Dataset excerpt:
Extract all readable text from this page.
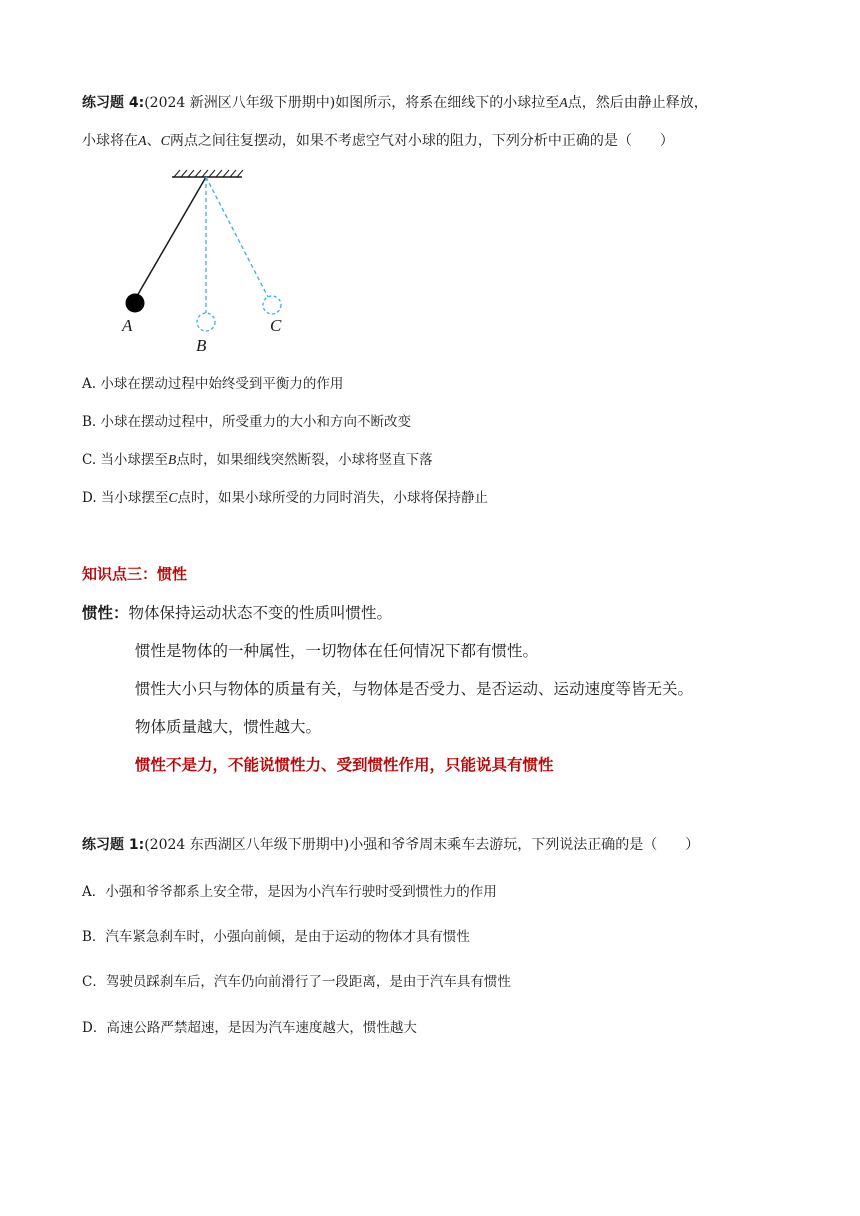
练习题 4:(2024 新洲区八年级下册期中)如图所示，将系在细线下的小球拉至A点，然后由静止释放，
小球将在A、C两点之间往复摆动，如果不考虑空气对小球的阻力，下列分析中正确的是（　　）
A
B
C
A. 小球在摆动过程中始终受到平衡力的作用
B. 小球在摆动过程中，所受重力的大小和方向不断改变
C. 当小球摆至B点时，如果细线突然断裂，小球将竖直下落
D. 当小球摆至C点时，如果小球所受的力同时消失，小球将保持静止
知识点三：惯性
惯性：物体保持运动状态不变的性质叫惯性。
惯性是物体的一种属性，一切物体在任何情况下都有惯性。
惯性大小只与物体的质量有关，与物体是否受力、是否运动、运动速度等皆无关。
物体质量越大，惯性越大。
惯性不是力，不能说惯性力、受到惯性作用，只能说具有惯性
练习题 1:(2024 东西湖区八年级下册期中)小强和爷爷周末乘车去游玩，下列说法正确的是（　　）
A．小强和爷爷都系上安全带，是因为小汽车行驶时受到惯性力的作用
B．汽车紧急刹车时，小强向前倾，是由于运动的物体才具有惯性
C．驾驶员踩刹车后，汽车仍向前滑行了一段距离，是由于汽车具有惯性
D．高速公路严禁超速，是因为汽车速度越大，惯性越大
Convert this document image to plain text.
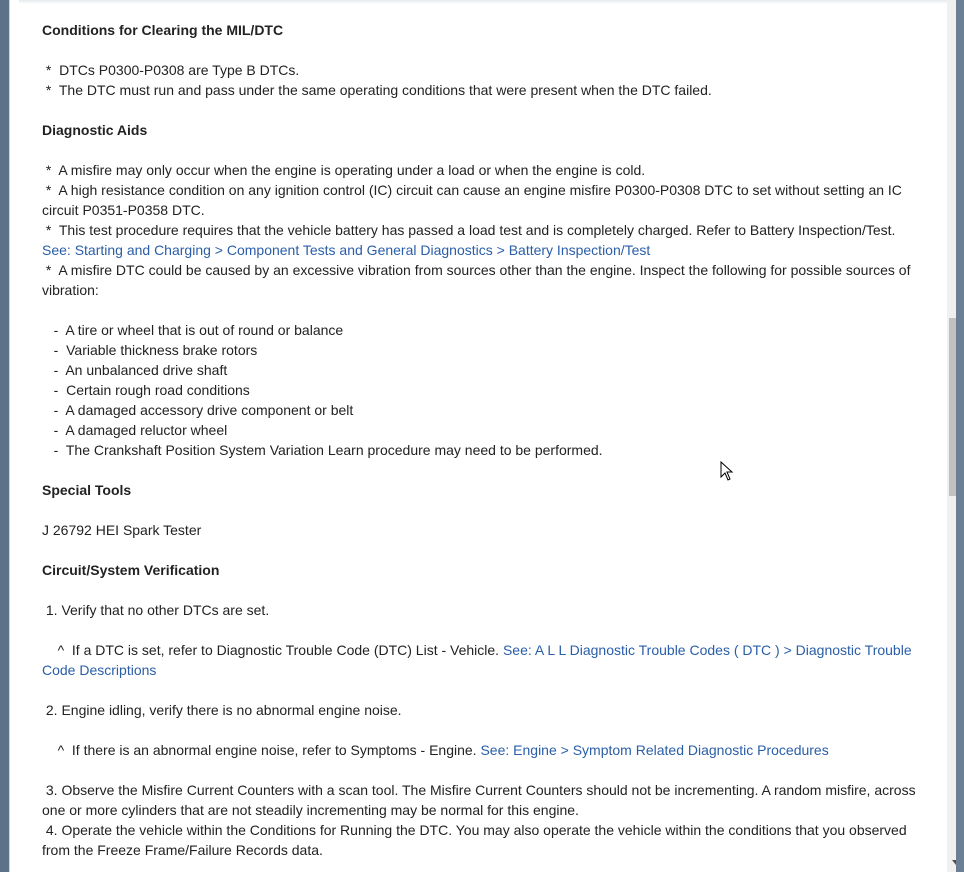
Conditions for Clearing the MIL/DTC

*  DTCs P0300-P0308 are Type B DTCs.

*  The DTC must run and pass under the same operating conditions that were present when the DTC failed.

Diagnostic Aids

*  A misfire may only occur when the engine is operating under a load or when the engine is cold.

*  A high resistance condition on any ignition control (IC) circuit can cause an engine misfire P0300-P0308 DTC to set without setting an IC circuit P0351-P0358 DTC.

*  This test procedure requires that the vehicle battery has passed a load test and is completely charged. Refer to Battery Inspection/Test.

See: Starting and Charging > Component Tests and General Diagnostics > Battery Inspection/Test

*  A misfire DTC could be caused by an excessive vibration from sources other than the engine. Inspect the following for possible sources of vibration:

-  A tire or wheel that is out of round or balance

-  Variable thickness brake rotors

-  An unbalanced drive shaft

-  Certain rough road conditions

-  A damaged accessory drive component or belt

-  A damaged reluctor wheel

-  The Crankshaft Position System Variation Learn procedure may need to be performed.

Special Tools

J 26792 HEI Spark Tester

Circuit/System Verification

1. Verify that no other DTCs are set.

^  If a DTC is set, refer to Diagnostic Trouble Code (DTC) List - Vehicle. See: A L L Diagnostic Trouble Codes ( DTC ) > Diagnostic Trouble Code Descriptions

2. Engine idling, verify there is no abnormal engine noise.

^  If there is an abnormal engine noise, refer to Symptoms - Engine. See: Engine > Symptom Related Diagnostic Procedures

3. Observe the Misfire Current Counters with a scan tool. The Misfire Current Counters should not be incrementing. A random misfire, across one or more cylinders that are not steadily incrementing may be normal for this engine.

4. Operate the vehicle within the Conditions for Running the DTC. You may also operate the vehicle within the conditions that you observed from the Freeze Frame/Failure Records data.
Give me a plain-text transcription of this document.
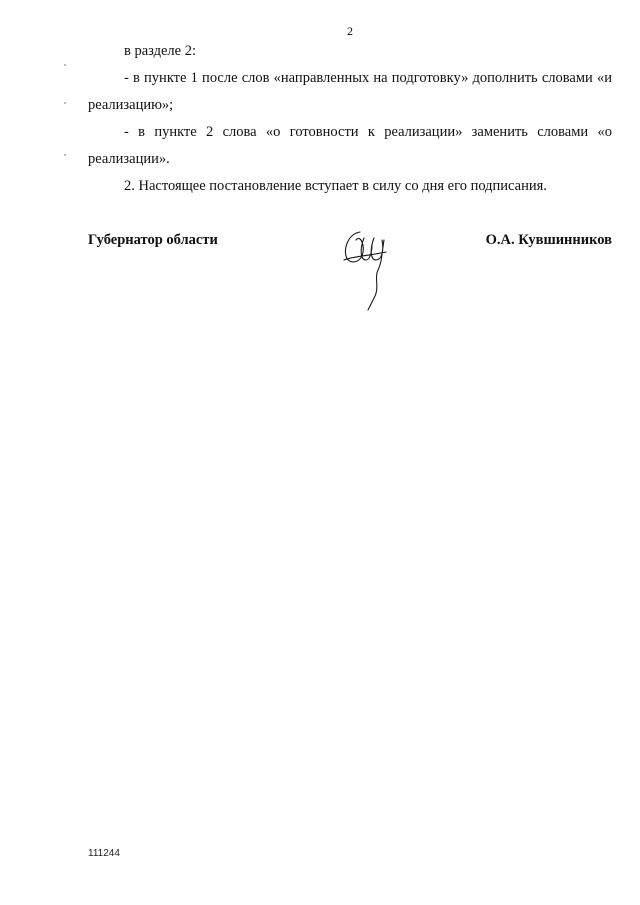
2

в разделе 2:

- в пункте 1 после слов «направленных на подготовку» дополнить словами «и реализацию»;

- в пункте 2 слова «о готовности к реализации» заменить словами «о реализации».

2. Настоящее постановление вступает в силу со дня его подписания.

Губернатор области	О.А. Кувшинников
111244
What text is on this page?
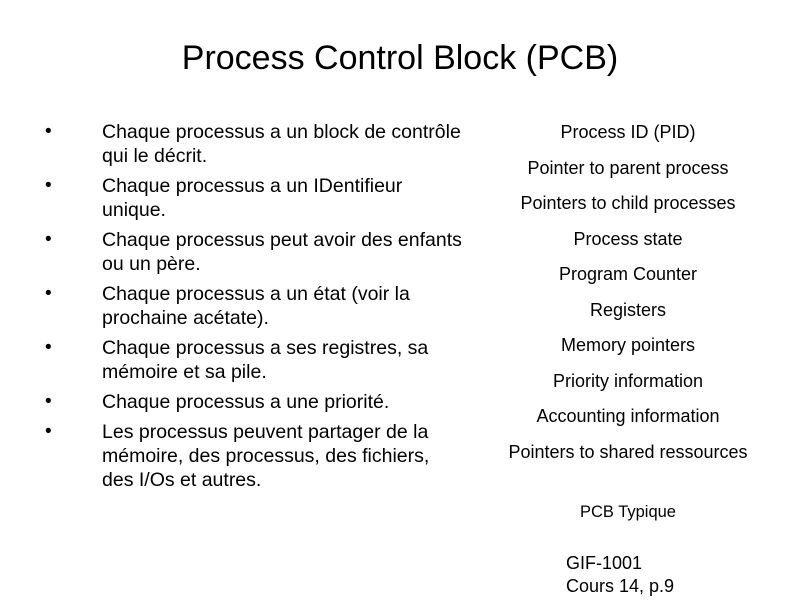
Process Control Block (PCB)
•	Chaque processus a un block de contrôle qui le décrit.
•	Chaque processus a un IDentifieur unique.
•	Chaque processus peut avoir des enfants ou un père.
•	Chaque processus a un état (voir la prochaine acétate).
•	Chaque processus a ses registres, sa mémoire et sa pile.
•	Chaque processus a une priorité.
•	Les processus peuvent partager de la mémoire, des processus, des fichiers, des I/Os et autres.
Process ID (PID)
Pointer to parent process
Pointers to child processes
Process state
Program Counter
Registers
Memory pointers
Priority information
Accounting information
Pointers to shared ressources
PCB Typique
GIF-1001
Cours 14, p.9
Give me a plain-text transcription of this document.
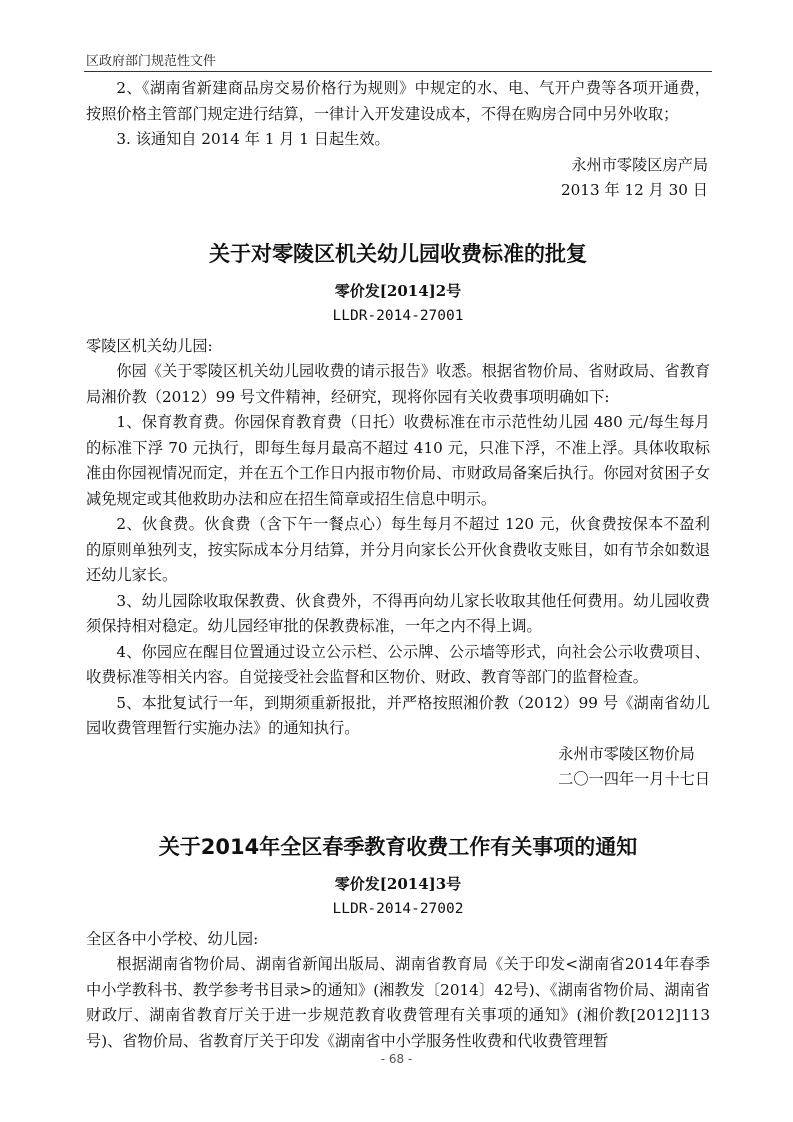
区政府部门规范性文件

2、《湖南省新建商品房交易价格行为规则》中规定的水、电、气开户费等各项开通费，按照价格主管部门规定进行结算，一律计入开发建设成本，不得在购房合同中另外收取；

3. 该通知自 2014 年 1 月 1 日起生效。

永州市零陵区房产局

2013 年 12 月 30 日

关于对零陵区机关幼儿园收费标准的批复
零价发[2014]2号
LLDR-2014-27001

零陵区机关幼儿园:

你园《关于零陵区机关幼儿园收费的请示报告》收悉。根据省物价局、省财政局、省教育局湘价教（2012）99 号文件精神，经研究，现将你园有关收费事项明确如下:

1、保育教育费。你园保育教育费（日托）收费标准在市示范性幼儿园 480 元/每生每月的标准下浮 70 元执行，即每生每月最高不超过 410 元，只准下浮，不准上浮。具体收取标准由你园视情况而定，并在五个工作日内报市物价局、市财政局备案后执行。你园对贫困子女减免规定或其他救助办法和应在招生简章或招生信息中明示。

2、伙食费。伙食费（含下午一餐点心）每生每月不超过 120 元，伙食费按保本不盈利的原则单独列支，按实际成本分月结算，并分月向家长公开伙食费收支账目，如有节余如数退还幼儿家长。

3、幼儿园除收取保教费、伙食费外，不得再向幼儿家长收取其他任何费用。幼儿园收费须保持相对稳定。幼儿园经审批的保教费标准，一年之内不得上调。

4、你园应在醒目位置通过设立公示栏、公示牌、公示墙等形式，向社会公示收费项目、收费标准等相关内容。自觉接受社会监督和区物价、财政、教育等部门的监督检查。

5、本批复试行一年，到期须重新报批，并严格按照湘价教（2012）99 号《湖南省幼儿园收费管理暂行实施办法》的通知执行。

永州市零陵区物价局

二〇一四年一月十七日

关于2014年全区春季教育收费工作有关事项的通知
零价发[2014]3号
LLDR-2014-27002

全区各中小学校、幼儿园:

根据湖南省物价局、湖南省新闻出版局、湖南省教育局《关于印发<湖南省2014年春季中小学教科书、教学参考书目录>的通知》(湘教发〔2014〕42号)、《湖南省物价局、湖南省财政厅、湖南省教育厅关于进一步规范教育收费管理有关事项的通知》(湘价教[2012]113号)、省物价局、省教育厅关于印发《湖南省中小学服务性收费和代收费管理暂

- 68 -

The problem: Search the entries for the word "System", then list each line that holds it.

Exercise result:
-  The Crankshaft Position System Variation Learn procedure may need to be performed.
Circuit/System Verification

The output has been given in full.